__Problem requirements__:
Return the listing below unchanged, minus its pictures.
********************
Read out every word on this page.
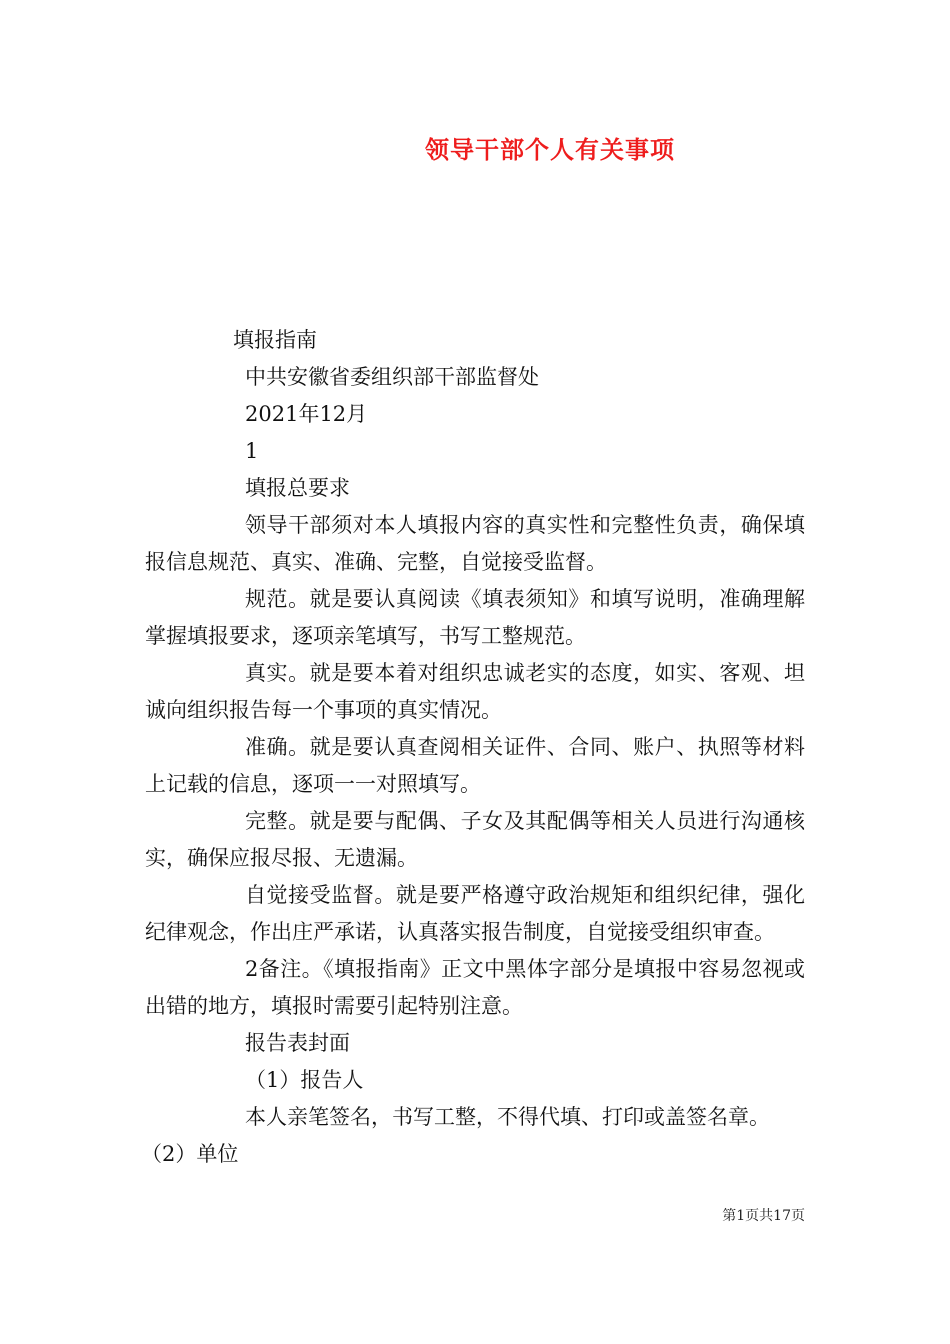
领导干部个人有关事项

填报指南

中共安徽省委组织部干部监督处

2021年12月

1

填报总要求

领导干部须对本人填报内容的真实性和完整性负责，确保填报信息规范、真实、准确、完整，自觉接受监督。

规范。就是要认真阅读《填表须知》和填写说明，准确理解掌握填报要求，逐项亲笔填写，书写工整规范。

真实。就是要本着对组织忠诚老实的态度，如实、客观、坦诚向组织报告每一个事项的真实情况。

准确。就是要认真查阅相关证件、合同、账户、执照等材料上记载的信息，逐项一一对照填写。

完整。就是要与配偶、子女及其配偶等相关人员进行沟通核实，确保应报尽报、无遗漏。

自觉接受监督。就是要严格遵守政治规矩和组织纪律，强化纪律观念，作出庄严承诺，认真落实报告制度，自觉接受组织审查。

2备注。《填报指南》正文中黑体字部分是填报中容易忽视或出错的地方，填报时需要引起特别注意。

报告表封面

（1）报告人

本人亲笔签名，书写工整，不得代填、打印或盖签名章。

（2）单位

第1页共17页
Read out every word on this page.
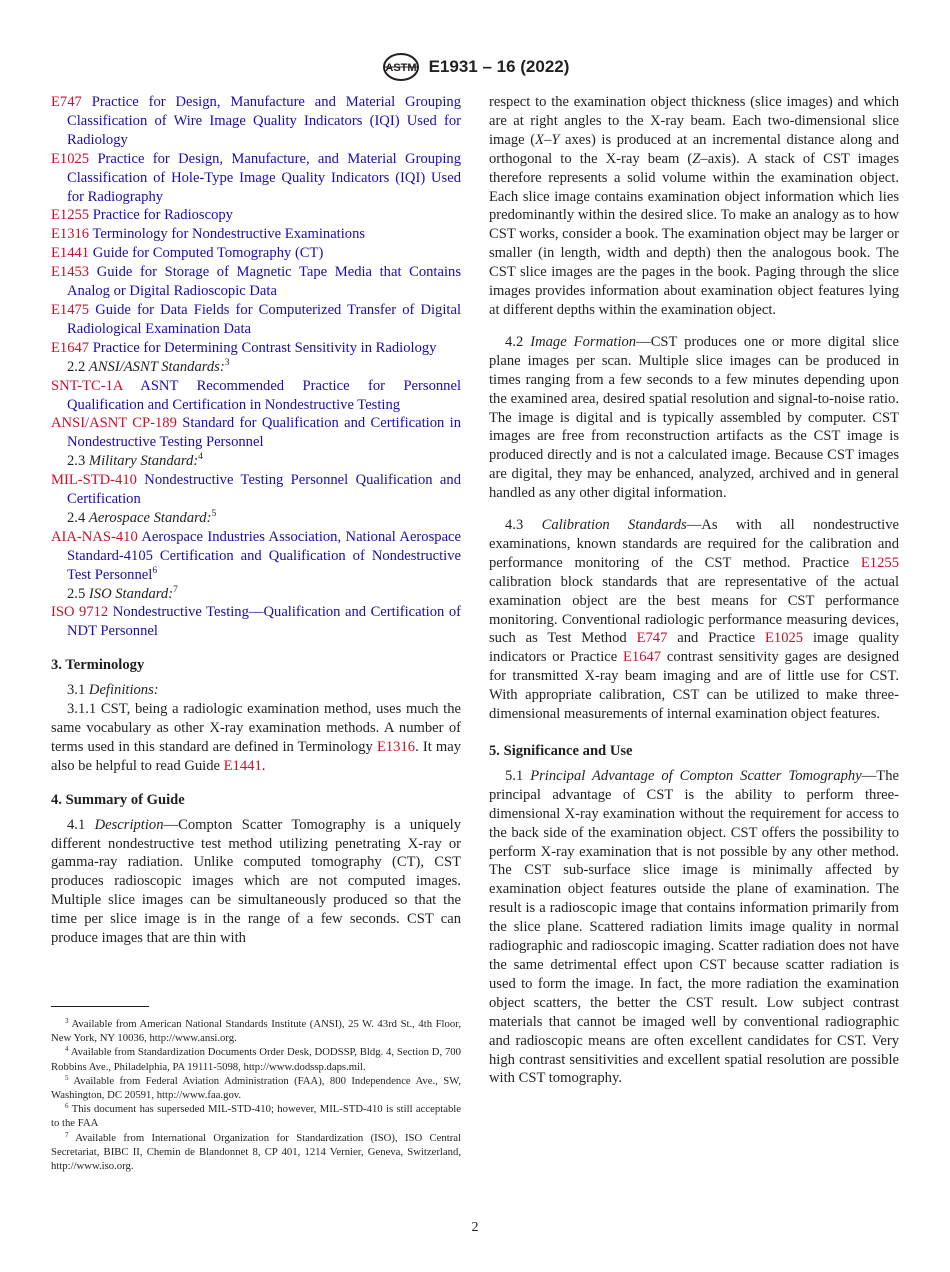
ASTM E1931 – 16 (2022)
E747 Practice for Design, Manufacture and Material Grouping Classification of Wire Image Quality Indicators (IQI) Used for Radiology
E1025 Practice for Design, Manufacture, and Material Grouping Classification of Hole-Type Image Quality Indicators (IQI) Used for Radiography
E1255 Practice for Radioscopy
E1316 Terminology for Nondestructive Examinations
E1441 Guide for Computed Tomography (CT)
E1453 Guide for Storage of Magnetic Tape Media that Contains Analog or Digital Radioscopic Data
E1475 Guide for Data Fields for Computerized Transfer of Digital Radiological Examination Data
E1647 Practice for Determining Contrast Sensitivity in Radiology
2.2 ANSI/ASNT Standards:$^3$
SNT-TC-1A ASNT Recommended Practice for Personnel Qualification and Certification in Nondestructive Testing
ANSI/ASNT CP-189 Standard for Qualification and Certification in Nondestructive Testing Personnel
2.3 Military Standard:$^4$
MIL-STD-410 Nondestructive Testing Personnel Qualification and Certification
2.4 Aerospace Standard:$^5$
AIA-NAS-410 Aerospace Industries Association, National Aerospace Standard-4105 Certification and Qualification of Nondestructive Test Personnel$^6$
2.5 ISO Standard:$^7$
ISO 9712 Nondestructive Testing—Qualification and Certification of NDT Personnel
3. Terminology
3.1 Definitions:
3.1.1 CST, being a radiologic examination method, uses much the same vocabulary as other X-ray examination methods. A number of terms used in this standard are defined in Terminology E1316. It may also be helpful to read Guide E1441.
4. Summary of Guide
4.1 Description—Compton Scatter Tomography is a uniquely different nondestructive test method utilizing penetrating X-ray or gamma-ray radiation. Unlike computed tomography (CT), CST produces radioscopic images which are not computed images. Multiple slice images can be simultaneously produced so that the time per slice image is in the range of a few seconds. CST can produce images that are thin with
$^3$ Available from American National Standards Institute (ANSI), 25 W. 43rd St., 4th Floor, New York, NY 10036, http://www.ansi.org.
$^4$ Available from Standardization Documents Order Desk, DODSSP, Bldg. 4, Section D, 700 Robbins Ave., Philadelphia, PA 19111-5098, http://www.dodssp.daps.mil.
$^5$ Available from Federal Aviation Administration (FAA), 800 Independence Ave., SW, Washington, DC 20591, http://www.faa.gov.
$^6$ This document has superseded MIL-STD-410; however, MIL-STD-410 is still acceptable to the FAA
$^7$ Available from International Organization for Standardization (ISO), ISO Central Secretariat, BIBC II, Chemin de Blandonnet 8, CP 401, 1214 Vernier, Geneva, Switzerland, http://www.iso.org.
respect to the examination object thickness (slice images) and which are at right angles to the X-ray beam. Each two-dimensional slice image (X–Y axes) is produced at an incremental distance along and orthogonal to the X-ray beam (Z–axis). A stack of CST images therefore represents a solid volume within the examination object. Each slice image contains examination object information which lies predominantly within the desired slice. To make an analogy as to how CST works, consider a book. The examination object may be larger or smaller (in length, width and depth) then the analogous book. The CST slice images are the pages in the book. Paging through the slice images provides information about examination object features lying at different depths within the examination object.
4.2 Image Formation—CST produces one or more digital slice plane images per scan. Multiple slice images can be produced in times ranging from a few seconds to a few minutes depending upon the examined area, desired spatial resolution and signal-to-noise ratio. The image is digital and is typically assembled by computer. CST images are free from reconstruction artifacts as the CST image is produced directly and is not a calculated image. Because CST images are digital, they may be enhanced, analyzed, archived and in general handled as any other digital information.
4.3 Calibration Standards—As with all nondestructive examinations, known standards are required for the calibration and performance monitoring of the CST method. Practice E1255 calibration block standards that are representative of the actual examination object are the best means for CST performance monitoring. Conventional radiologic performance measuring devices, such as Test Method E747 and Practice E1025 image quality indicators or Practice E1647 contrast sensitivity gages are designed for transmitted X-ray beam imaging and are of little use for CST. With appropriate calibration, CST can be utilized to make three-dimensional measurements of internal examination object features.
5. Significance and Use
5.1 Principal Advantage of Compton Scatter Tomography—The principal advantage of CST is the ability to perform three-dimensional X-ray examination without the requirement for access to the back side of the examination object. CST offers the possibility to perform X-ray examination that is not possible by any other method. The CST sub-surface slice image is minimally affected by examination object features outside the plane of examination. The result is a radioscopic image that contains information primarily from the slice plane. Scattered radiation limits image quality in normal radiographic and radioscopic imaging. Scatter radiation does not have the same detrimental effect upon CST because scatter radiation is used to form the image. In fact, the more radiation the examination object scatters, the better the CST result. Low subject contrast materials that cannot be imaged well by conventional radiographic and radioscopic means are often excellent candidates for CST. Very high contrast sensitivities and excellent spatial resolution are possible with CST tomography.
2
********************
__Solution to the exercise__:
Read out every word on this page.
领导干部个人有关事项

填报指南

中共安徽省委组织部干部监督处

2021年12月

1

填报总要求

领导干部须对本人填报内容的真实性和完整性负责，确保填报信息规范、真实、准确、完整，自觉接受监督。

规范。就是要认真阅读《填表须知》和填写说明，准确理解掌握填报要求，逐项亲笔填写，书写工整规范。

真实。就是要本着对组织忠诚老实的态度，如实、客观、坦诚向组织报告每一个事项的真实情况。

准确。就是要认真查阅相关证件、合同、账户、执照等材料上记载的信息，逐项一一对照填写。

完整。就是要与配偶、子女及其配偶等相关人员进行沟通核实，确保应报尽报、无遗漏。

自觉接受监督。就是要严格遵守政治规矩和组织纪律，强化纪律观念，作出庄严承诺，认真落实报告制度，自觉接受组织审查。

2备注。《填报指南》正文中黑体字部分是填报中容易忽视或出错的地方，填报时需要引起特别注意。

报告表封面

（1）报告人

本人亲笔签名，书写工整，不得代填、打印或盖签名章。

（2）单位

第1页共17页
Read out every word on this page.
ASTM E1931 – 16 (2022)
E747 Practice for Design, Manufacture and Material Grouping Classification of Wire Image Quality Indicators (IQI) Used for Radiology
E1025 Practice for Design, Manufacture, and Material Grouping Classification of Hole-Type Image Quality Indicators (IQI) Used for Radiography
E1255 Practice for Radioscopy
E1316 Terminology for Nondestructive Examinations
E1441 Guide for Computed Tomography (CT)
E1453 Guide for Storage of Magnetic Tape Media that Contains Analog or Digital Radioscopic Data
E1475 Guide for Data Fields for Computerized Transfer of Digital Radiological Examination Data
E1647 Practice for Determining Contrast Sensitivity in Radiology
2.2 ANSI/ASNT Standards:$^3$
SNT-TC-1A ASNT Recommended Practice for Personnel Qualification and Certification in Nondestructive Testing
ANSI/ASNT CP-189 Standard for Qualification and Certification in Nondestructive Testing Personnel
2.3 Military Standard:$^4$
MIL-STD-410 Nondestructive Testing Personnel Qualification and Certification
2.4 Aerospace Standard:$^5$
AIA-NAS-410 Aerospace Industries Association, National Aerospace Standard-4105 Certification and Qualification of Nondestructive Test Personnel$^6$
2.5 ISO Standard:$^7$
ISO 9712 Nondestructive Testing—Qualification and Certification of NDT Personnel
3. Terminology
3.1 Definitions:
3.1.1 CST, being a radiologic examination method, uses much the same vocabulary as other X-ray examination methods. A number of terms used in this standard are defined in Terminology E1316. It may also be helpful to read Guide E1441.
4. Summary of Guide
4.1 Description—Compton Scatter Tomography is a uniquely different nondestructive test method utilizing penetrating X-ray or gamma-ray radiation. Unlike computed tomography (CT), CST produces radioscopic images which are not computed images. Multiple slice images can be simultaneously produced so that the time per slice image is in the range of a few seconds. CST can produce images that are thin with
$^3$ Available from American National Standards Institute (ANSI), 25 W. 43rd St., 4th Floor, New York, NY 10036, http://www.ansi.org.
$^4$ Available from Standardization Documents Order Desk, DODSSP, Bldg. 4, Section D, 700 Robbins Ave., Philadelphia, PA 19111-5098, http://www.dodssp.daps.mil.
$^5$ Available from Federal Aviation Administration (FAA), 800 Independence Ave., SW, Washington, DC 20591, http://www.faa.gov.
$^6$ This document has superseded MIL-STD-410; however, MIL-STD-410 is still acceptable to the FAA
$^7$ Available from International Organization for Standardization (ISO), ISO Central Secretariat, BIBC II, Chemin de Blandonnet 8, CP 401, 1214 Vernier, Geneva, Switzerland, http://www.iso.org.
respect to the examination object thickness (slice images) and which are at right angles to the X-ray beam. Each two-dimensional slice image (X–Y axes) is produced at an incremental distance along and orthogonal to the X-ray beam (Z–axis). A stack of CST images therefore represents a solid volume within the examination object. Each slice image contains examination object information which lies predominantly within the desired slice. To make an analogy as to how CST works, consider a book. The examination object may be larger or smaller (in length, width and depth) then the analogous book. The CST slice images are the pages in the book. Paging through the slice images provides information about examination object features lying at different depths within the examination object.
4.2 Image Formation—CST produces one or more digital slice plane images per scan. Multiple slice images can be produced in times ranging from a few seconds to a few minutes depending upon the examined area, desired spatial resolution and signal-to-noise ratio. The image is digital and is typically assembled by computer. CST images are free from reconstruction artifacts as the CST image is produced directly and is not a calculated image. Because CST images are digital, they may be enhanced, analyzed, archived and in general handled as any other digital information.
4.3 Calibration Standards—As with all nondestructive examinations, known standards are required for the calibration and performance monitoring of the CST method. Practice E1255 calibration block standards that are representative of the actual examination object are the best means for CST performance monitoring. Conventional radiologic performance measuring devices, such as Test Method E747 and Practice E1025 image quality indicators or Practice E1647 contrast sensitivity gages are designed for transmitted X-ray beam imaging and are of little use for CST. With appropriate calibration, CST can be utilized to make three-dimensional measurements of internal examination object features.
5. Significance and Use
5.1 Principal Advantage of Compton Scatter Tomography—The principal advantage of CST is the ability to perform three-dimensional X-ray examination without the requirement for access to the back side of the examination object. CST offers the possibility to perform X-ray examination that is not possible by any other method. The CST sub-surface slice image is minimally affected by examination object features outside the plane of examination. The result is a radioscopic image that contains information primarily from the slice plane. Scattered radiation limits image quality in normal radiographic and radioscopic imaging. Scatter radiation does not have the same detrimental effect upon CST because scatter radiation is used to form the image. In fact, the more radiation the examination object scatters, the better the CST result. Low subject contrast materials that cannot be imaged well by conventional radiographic and radioscopic means are often excellent candidates for CST. Very high contrast sensitivities and excellent spatial resolution are possible with CST tomography.
2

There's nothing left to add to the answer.